▶ Task objective:
Set down all of the entries word for word, omitting the images they contain.

▶ Dataset items:

○ ○ ○ ○

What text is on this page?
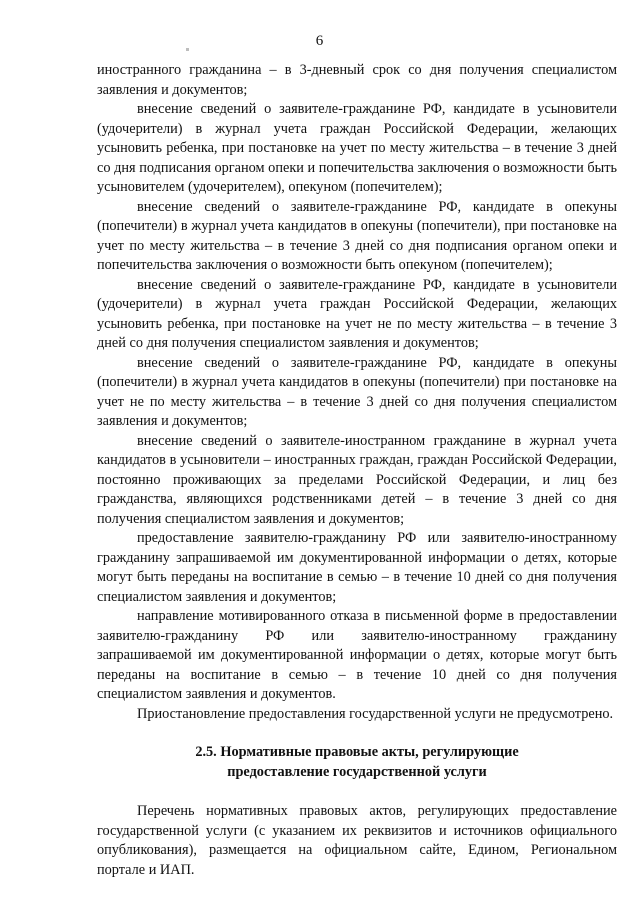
6

иностранного гражданина – в 3-дневный срок со дня получения специалистом заявления и документов;

внесение сведений о заявителе-гражданине РФ, кандидате в усыновители (удочерители) в журнал учета граждан Российской Федерации, желающих усыновить ребенка, при постановке на учет по месту жительства – в течение 3 дней со дня подписания органом опеки и попечительства заключения о возможности быть усыновителем (удочерителем), опекуном (попечителем);

внесение сведений о заявителе-гражданине РФ, кандидате в опекуны (попечители) в журнал учета кандидатов в опекуны (попечители), при постановке на учет по месту жительства – в течение 3 дней со дня подписания органом опеки и попечительства заключения о возможности быть опекуном (попечителем);

внесение сведений о заявителе-гражданине РФ, кандидате в усыновители (удочерители) в журнал учета граждан Российской Федерации, желающих усыновить ребенка, при постановке на учет не по месту жительства – в течение 3 дней со дня получения специалистом заявления и документов;

внесение сведений о заявителе-гражданине РФ, кандидате в опекуны (попечители) в журнал учета кандидатов в опекуны (попечители) при постановке на учет не по месту жительства – в течение 3 дней со дня получения специалистом заявления и документов;

внесение сведений о заявителе-иностранном гражданине в журнал учета кандидатов в усыновители – иностранных граждан, граждан Российской Федерации, постоянно проживающих за пределами Российской Федерации, и лиц без гражданства, являющихся родственниками детей – в течение 3 дней со дня получения специалистом заявления и документов;

предоставление заявителю-гражданину РФ или заявителю-иностранному гражданину запрашиваемой им документированной информации о детях, которые могут быть переданы на воспитание в семью – в течение 10 дней со дня получения специалистом заявления и документов;

направление мотивированного отказа в письменной форме в предоставлении заявителю-гражданину РФ или заявителю-иностранному гражданину запрашиваемой им документированной информации о детях, которые могут быть переданы на воспитание в семью – в течение 10 дней со дня получения специалистом заявления и документов.

Приостановление предоставления государственной услуги не предусмотрено.

2.5. Нормативные правовые акты, регулирующие
предоставление государственной услуги

Перечень нормативных правовых актов, регулирующих предоставление государственной услуги (с указанием их реквизитов и источников официального опубликования), размещается на официальном сайте, Едином, Региональном портале и ИАП.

○ ○ ○ ○

▶ Response:
What text is on this page?
6

иностранного гражданина – в 3-дневный срок со дня получения специалистом заявления и документов;

внесение сведений о заявителе-гражданине РФ, кандидате в усыновители (удочерители) в журнал учета граждан Российской Федерации, желающих усыновить ребенка, при постановке на учет по месту жительства – в течение 3 дней со дня подписания органом опеки и попечительства заключения о возможности быть усыновителем (удочерителем), опекуном (попечителем);

внесение сведений о заявителе-гражданине РФ, кандидате в опекуны (попечители) в журнал учета кандидатов в опекуны (попечители), при постановке на учет по месту жительства – в течение 3 дней со дня подписания органом опеки и попечительства заключения о возможности быть опекуном (попечителем);

внесение сведений о заявителе-гражданине РФ, кандидате в усыновители (удочерители) в журнал учета граждан Российской Федерации, желающих усыновить ребенка, при постановке на учет не по месту жительства – в течение 3 дней со дня получения специалистом заявления и документов;

внесение сведений о заявителе-гражданине РФ, кандидате в опекуны (попечители) в журнал учета кандидатов в опекуны (попечители) при постановке на учет не по месту жительства – в течение 3 дней со дня получения специалистом заявления и документов;

внесение сведений о заявителе-иностранном гражданине в журнал учета кандидатов в усыновители – иностранных граждан, граждан Российской Федерации, постоянно проживающих за пределами Российской Федерации, и лиц без гражданства, являющихся родственниками детей – в течение 3 дней со дня получения специалистом заявления и документов;

предоставление заявителю-гражданину РФ или заявителю-иностранному гражданину запрашиваемой им документированной информации о детях, которые могут быть переданы на воспитание в семью – в течение 10 дней со дня получения специалистом заявления и документов;

направление мотивированного отказа в письменной форме в предоставлении заявителю-гражданину РФ или заявителю-иностранному гражданину запрашиваемой им документированной информации о детях, которые могут быть переданы на воспитание в семью – в течение 10 дней со дня получения специалистом заявления и документов.

Приостановление предоставления государственной услуги не предусмотрено.

2.5. Нормативные правовые акты, регулирующие
предоставление государственной услуги

Перечень нормативных правовых актов, регулирующих предоставление государственной услуги (с указанием их реквизитов и источников официального опубликования), размещается на официальном сайте, Едином, Региональном портале и ИАП.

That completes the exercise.